Can you copy out the data exactly? Leave the images out.

------------------------------------------------

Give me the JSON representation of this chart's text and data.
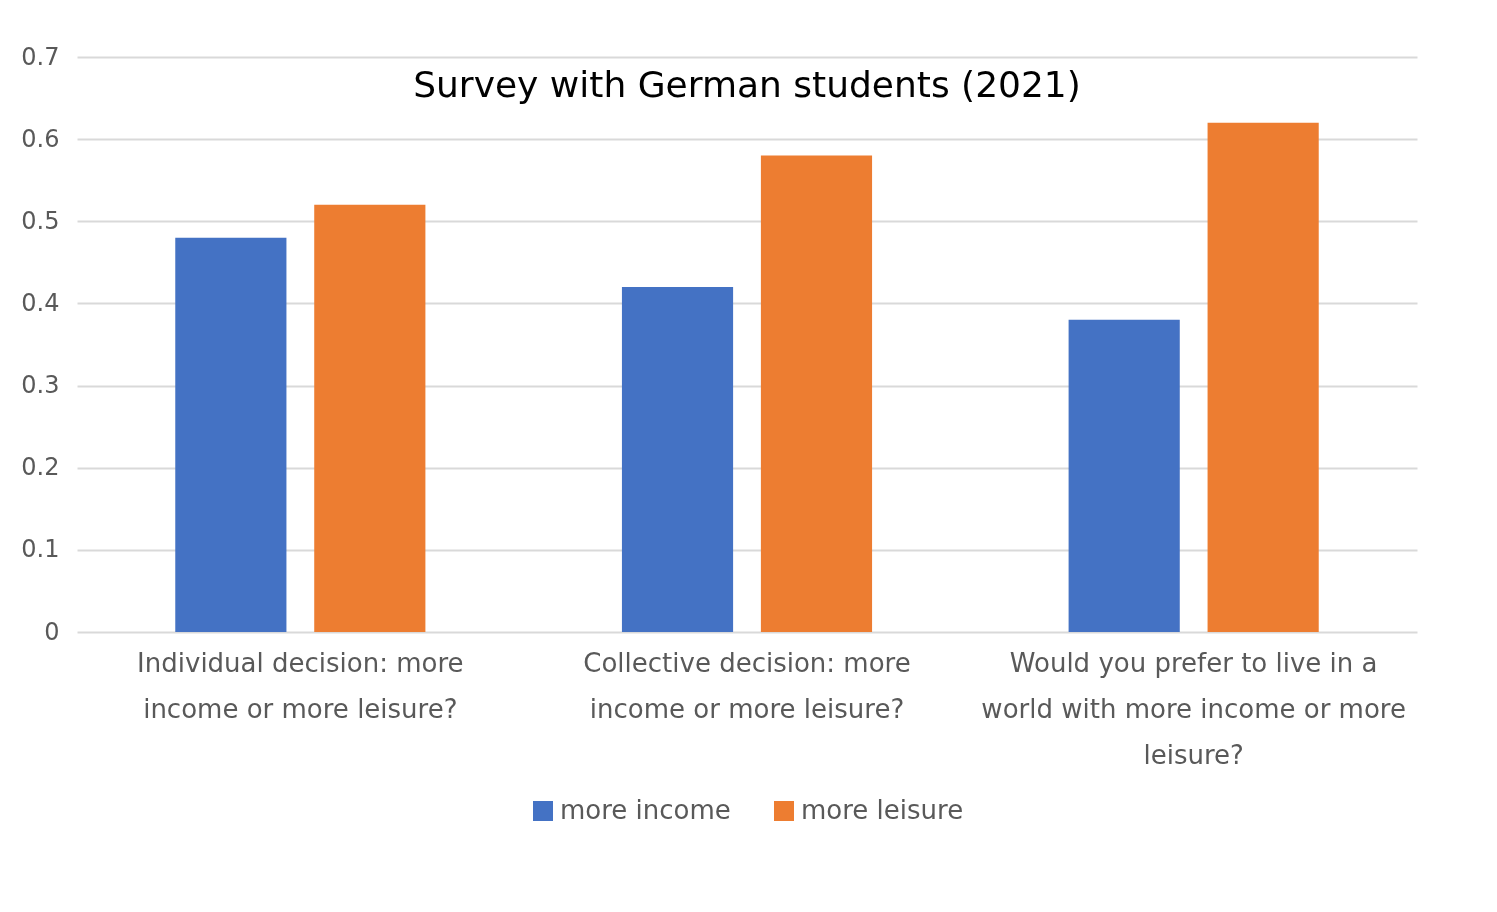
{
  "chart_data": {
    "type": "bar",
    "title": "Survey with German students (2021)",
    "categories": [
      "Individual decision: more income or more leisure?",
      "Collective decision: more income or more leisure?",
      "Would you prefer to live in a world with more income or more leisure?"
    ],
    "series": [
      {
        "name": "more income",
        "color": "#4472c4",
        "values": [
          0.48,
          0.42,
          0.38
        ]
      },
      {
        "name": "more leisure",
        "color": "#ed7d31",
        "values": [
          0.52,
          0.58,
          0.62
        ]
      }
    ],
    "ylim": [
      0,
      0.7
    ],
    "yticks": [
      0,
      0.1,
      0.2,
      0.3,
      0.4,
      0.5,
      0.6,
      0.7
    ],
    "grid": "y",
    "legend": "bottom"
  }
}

------------------------------------------------

_Answer to this task_.
Give me the JSON representation of this chart's text and data.
{
  "chart_data": {
    "type": "bar",
    "title": "Survey with German students (2021)",
    "categories": [
      "Individual decision: more income or more leisure?",
      "Collective decision: more income or more leisure?",
      "Would you prefer to live in a world with more income or more leisure?"
    ],
    "series": [
      {
        "name": "more income",
        "color": "#4472c4",
        "values": [
          0.48,
          0.42,
          0.38
        ]
      },
      {
        "name": "more leisure",
        "color": "#ed7d31",
        "values": [
          0.52,
          0.58,
          0.62
        ]
      }
    ],
    "ylim": [
      0,
      0.7
    ],
    "yticks": [
      0,
      0.1,
      0.2,
      0.3,
      0.4,
      0.5,
      0.6,
      0.7
    ],
    "grid": "y",
    "legend": "bottom"
  }
}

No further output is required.